SET EXERCISE → Identify the lines that contain the string "пробое" and copy all of them.

Collected data entries:
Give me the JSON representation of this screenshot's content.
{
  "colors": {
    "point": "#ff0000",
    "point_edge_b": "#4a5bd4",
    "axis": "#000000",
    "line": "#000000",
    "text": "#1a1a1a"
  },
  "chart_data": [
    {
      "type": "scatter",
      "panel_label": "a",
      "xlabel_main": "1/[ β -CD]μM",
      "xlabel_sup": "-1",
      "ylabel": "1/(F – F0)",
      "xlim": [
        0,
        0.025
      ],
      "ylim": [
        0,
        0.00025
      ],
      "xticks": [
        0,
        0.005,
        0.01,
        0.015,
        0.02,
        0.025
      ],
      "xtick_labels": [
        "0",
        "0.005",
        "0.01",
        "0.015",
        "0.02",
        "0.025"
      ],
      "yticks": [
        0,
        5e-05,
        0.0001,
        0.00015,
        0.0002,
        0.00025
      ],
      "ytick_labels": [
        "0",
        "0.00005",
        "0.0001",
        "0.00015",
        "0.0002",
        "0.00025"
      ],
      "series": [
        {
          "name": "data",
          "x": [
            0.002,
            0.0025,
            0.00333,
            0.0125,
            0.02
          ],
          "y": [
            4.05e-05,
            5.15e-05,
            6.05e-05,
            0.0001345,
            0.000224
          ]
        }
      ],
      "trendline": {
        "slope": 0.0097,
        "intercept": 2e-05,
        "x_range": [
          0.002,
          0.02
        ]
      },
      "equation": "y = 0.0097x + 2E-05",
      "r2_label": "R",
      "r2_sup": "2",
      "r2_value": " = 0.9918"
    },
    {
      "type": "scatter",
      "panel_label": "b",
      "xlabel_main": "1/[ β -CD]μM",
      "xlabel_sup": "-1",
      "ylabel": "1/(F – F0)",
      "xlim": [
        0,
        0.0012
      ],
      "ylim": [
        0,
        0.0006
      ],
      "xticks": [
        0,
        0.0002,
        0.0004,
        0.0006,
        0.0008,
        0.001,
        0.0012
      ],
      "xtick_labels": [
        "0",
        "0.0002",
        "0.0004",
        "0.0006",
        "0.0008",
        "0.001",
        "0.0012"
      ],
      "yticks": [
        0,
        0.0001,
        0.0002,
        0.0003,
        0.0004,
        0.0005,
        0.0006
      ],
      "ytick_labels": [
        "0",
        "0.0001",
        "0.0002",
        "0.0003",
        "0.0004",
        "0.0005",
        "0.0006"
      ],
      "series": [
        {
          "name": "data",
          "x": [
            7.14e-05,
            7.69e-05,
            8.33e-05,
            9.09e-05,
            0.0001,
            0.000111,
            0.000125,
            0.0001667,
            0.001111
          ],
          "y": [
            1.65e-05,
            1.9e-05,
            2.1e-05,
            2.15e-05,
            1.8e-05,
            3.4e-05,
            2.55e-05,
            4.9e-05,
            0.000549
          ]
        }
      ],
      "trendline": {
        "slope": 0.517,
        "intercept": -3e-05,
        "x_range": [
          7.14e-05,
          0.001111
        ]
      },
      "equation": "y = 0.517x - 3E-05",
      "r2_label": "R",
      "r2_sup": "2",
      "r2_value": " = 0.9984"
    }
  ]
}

...

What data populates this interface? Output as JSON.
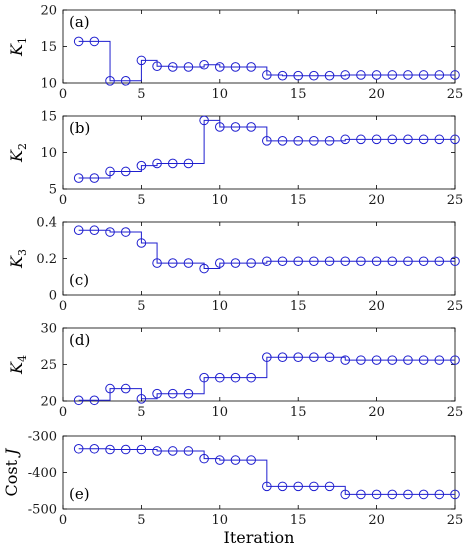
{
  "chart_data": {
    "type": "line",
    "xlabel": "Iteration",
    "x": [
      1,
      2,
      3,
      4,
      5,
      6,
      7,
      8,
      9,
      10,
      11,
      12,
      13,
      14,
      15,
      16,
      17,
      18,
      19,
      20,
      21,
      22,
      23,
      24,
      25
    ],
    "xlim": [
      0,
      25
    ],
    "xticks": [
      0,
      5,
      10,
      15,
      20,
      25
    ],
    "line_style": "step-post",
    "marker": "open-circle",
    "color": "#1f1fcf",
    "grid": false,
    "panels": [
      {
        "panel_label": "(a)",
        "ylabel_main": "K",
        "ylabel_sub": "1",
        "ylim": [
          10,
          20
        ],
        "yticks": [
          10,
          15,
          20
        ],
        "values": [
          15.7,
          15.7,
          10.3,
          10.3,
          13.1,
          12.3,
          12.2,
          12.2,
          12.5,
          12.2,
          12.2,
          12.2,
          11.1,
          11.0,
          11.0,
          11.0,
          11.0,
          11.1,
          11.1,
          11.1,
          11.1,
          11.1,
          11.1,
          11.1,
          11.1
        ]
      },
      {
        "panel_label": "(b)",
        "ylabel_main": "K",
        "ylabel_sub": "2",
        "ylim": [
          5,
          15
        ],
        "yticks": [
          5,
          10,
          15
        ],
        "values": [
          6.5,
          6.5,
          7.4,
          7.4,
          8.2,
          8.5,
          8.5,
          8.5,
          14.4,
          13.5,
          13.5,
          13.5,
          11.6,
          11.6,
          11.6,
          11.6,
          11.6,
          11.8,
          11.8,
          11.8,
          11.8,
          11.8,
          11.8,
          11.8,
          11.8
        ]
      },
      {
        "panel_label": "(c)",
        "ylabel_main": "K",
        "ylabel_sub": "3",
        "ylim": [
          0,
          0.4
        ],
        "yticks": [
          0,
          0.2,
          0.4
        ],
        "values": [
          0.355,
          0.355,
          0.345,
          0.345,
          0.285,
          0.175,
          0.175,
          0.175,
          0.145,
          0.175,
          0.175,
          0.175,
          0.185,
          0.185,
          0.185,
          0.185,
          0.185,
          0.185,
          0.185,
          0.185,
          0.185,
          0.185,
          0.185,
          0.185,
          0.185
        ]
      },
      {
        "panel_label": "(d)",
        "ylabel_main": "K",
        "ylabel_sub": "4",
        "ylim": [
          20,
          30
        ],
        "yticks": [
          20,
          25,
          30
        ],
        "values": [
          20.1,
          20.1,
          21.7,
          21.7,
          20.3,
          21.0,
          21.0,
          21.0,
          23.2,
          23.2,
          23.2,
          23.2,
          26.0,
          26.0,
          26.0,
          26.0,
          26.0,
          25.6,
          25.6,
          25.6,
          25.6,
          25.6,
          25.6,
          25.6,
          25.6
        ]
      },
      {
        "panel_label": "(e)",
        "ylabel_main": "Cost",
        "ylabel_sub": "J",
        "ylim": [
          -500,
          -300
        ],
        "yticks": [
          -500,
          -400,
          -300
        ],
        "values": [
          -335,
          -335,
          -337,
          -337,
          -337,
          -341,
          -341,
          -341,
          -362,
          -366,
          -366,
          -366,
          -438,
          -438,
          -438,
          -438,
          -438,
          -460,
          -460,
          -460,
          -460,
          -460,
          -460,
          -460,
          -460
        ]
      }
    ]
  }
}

...

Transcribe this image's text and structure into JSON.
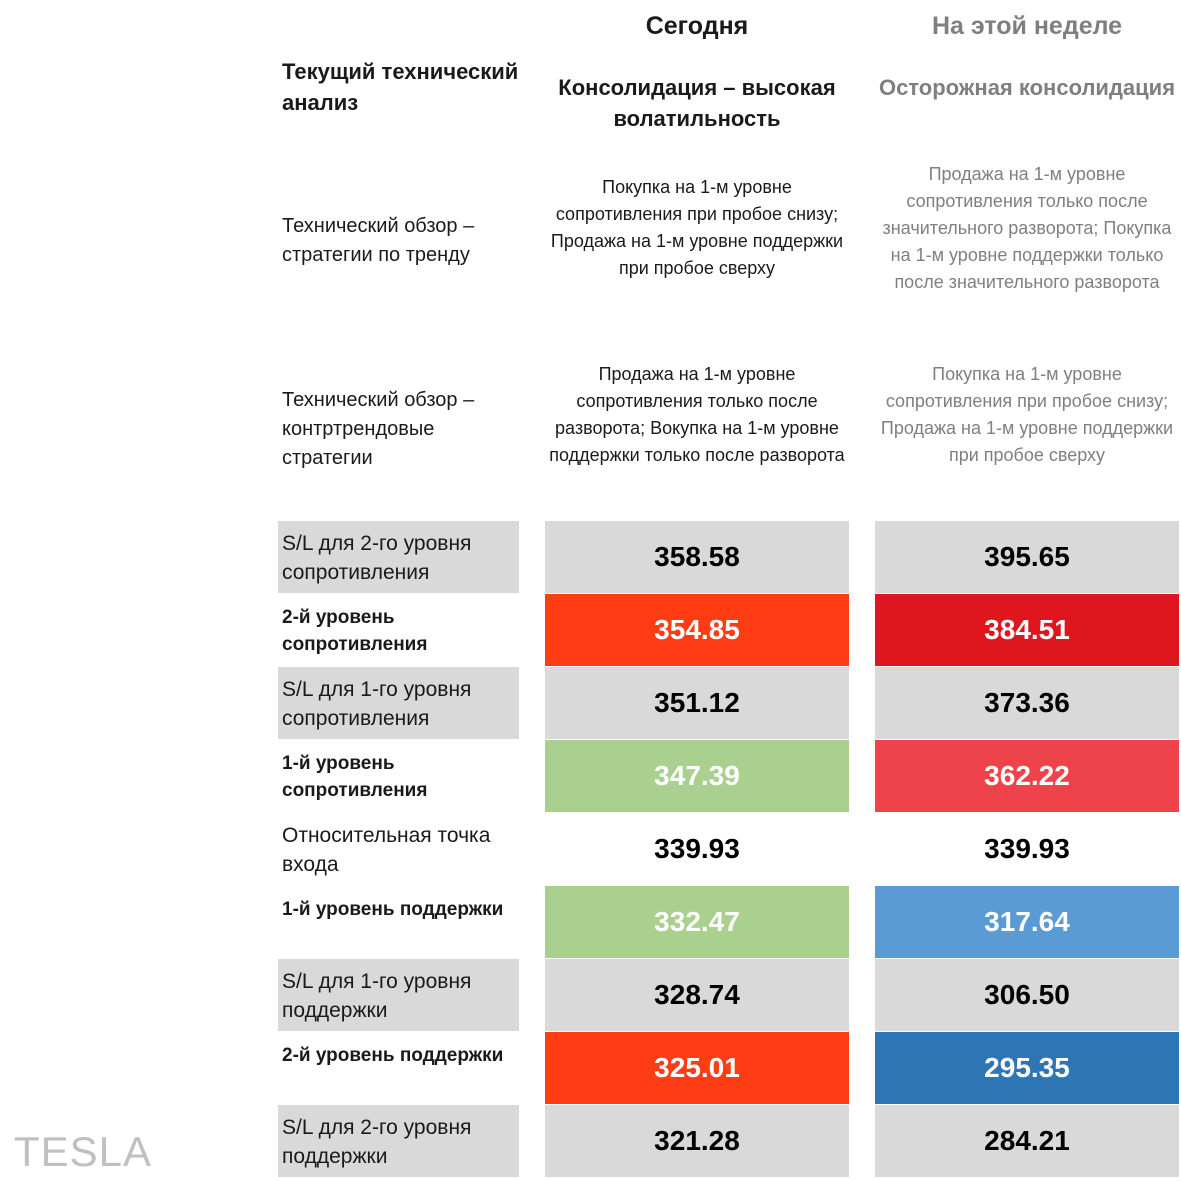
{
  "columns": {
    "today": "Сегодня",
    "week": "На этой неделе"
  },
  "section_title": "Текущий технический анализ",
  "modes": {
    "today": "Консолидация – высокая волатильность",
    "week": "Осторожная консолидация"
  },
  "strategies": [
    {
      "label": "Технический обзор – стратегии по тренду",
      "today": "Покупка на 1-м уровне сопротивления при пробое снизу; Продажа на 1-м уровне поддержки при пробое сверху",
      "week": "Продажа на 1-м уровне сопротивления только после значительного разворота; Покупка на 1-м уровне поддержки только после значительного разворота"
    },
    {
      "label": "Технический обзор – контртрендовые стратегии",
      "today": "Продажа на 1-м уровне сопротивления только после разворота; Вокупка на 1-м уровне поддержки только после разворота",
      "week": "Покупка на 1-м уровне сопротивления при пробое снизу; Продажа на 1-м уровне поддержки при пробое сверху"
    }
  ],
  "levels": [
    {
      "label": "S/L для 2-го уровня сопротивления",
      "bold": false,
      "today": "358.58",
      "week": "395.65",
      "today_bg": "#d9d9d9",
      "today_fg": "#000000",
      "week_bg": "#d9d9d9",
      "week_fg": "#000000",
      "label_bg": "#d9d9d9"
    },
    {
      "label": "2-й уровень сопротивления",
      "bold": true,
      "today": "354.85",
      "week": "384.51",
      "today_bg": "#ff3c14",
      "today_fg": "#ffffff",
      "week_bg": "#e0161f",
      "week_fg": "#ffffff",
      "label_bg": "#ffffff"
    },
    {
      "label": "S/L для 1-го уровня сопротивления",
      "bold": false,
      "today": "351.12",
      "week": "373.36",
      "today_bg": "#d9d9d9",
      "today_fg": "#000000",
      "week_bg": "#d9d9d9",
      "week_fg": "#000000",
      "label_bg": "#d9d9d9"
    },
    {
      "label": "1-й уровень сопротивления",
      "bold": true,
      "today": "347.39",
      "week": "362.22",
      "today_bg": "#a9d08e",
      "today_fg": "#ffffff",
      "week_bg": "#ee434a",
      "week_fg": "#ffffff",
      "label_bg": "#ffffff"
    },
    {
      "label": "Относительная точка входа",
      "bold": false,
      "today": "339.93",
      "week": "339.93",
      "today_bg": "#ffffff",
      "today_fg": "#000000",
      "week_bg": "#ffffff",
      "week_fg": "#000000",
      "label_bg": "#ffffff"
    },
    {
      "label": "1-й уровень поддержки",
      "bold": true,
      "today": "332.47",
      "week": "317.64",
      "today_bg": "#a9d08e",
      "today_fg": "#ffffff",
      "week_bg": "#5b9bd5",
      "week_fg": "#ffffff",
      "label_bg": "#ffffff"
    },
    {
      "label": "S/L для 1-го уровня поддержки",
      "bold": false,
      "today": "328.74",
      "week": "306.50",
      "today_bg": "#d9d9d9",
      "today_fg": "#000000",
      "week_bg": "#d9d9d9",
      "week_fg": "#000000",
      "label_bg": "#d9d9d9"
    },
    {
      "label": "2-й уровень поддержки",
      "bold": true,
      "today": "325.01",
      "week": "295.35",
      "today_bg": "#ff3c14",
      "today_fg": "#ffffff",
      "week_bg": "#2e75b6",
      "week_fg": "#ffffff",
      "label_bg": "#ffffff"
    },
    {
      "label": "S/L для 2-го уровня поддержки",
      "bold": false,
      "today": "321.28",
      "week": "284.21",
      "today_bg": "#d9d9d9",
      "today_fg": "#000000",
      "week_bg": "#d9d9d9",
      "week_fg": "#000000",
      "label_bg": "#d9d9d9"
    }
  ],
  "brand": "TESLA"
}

THE RESULT →
      "today": "Покупка на 1-м уровне сопротивления при пробое снизу; Продажа на 1-м уровне поддержки при пробое сверху",
      "week": "Покупка на 1-м уровне сопротивления при пробое снизу; Продажа на 1-м уровне поддержки при пробое сверху"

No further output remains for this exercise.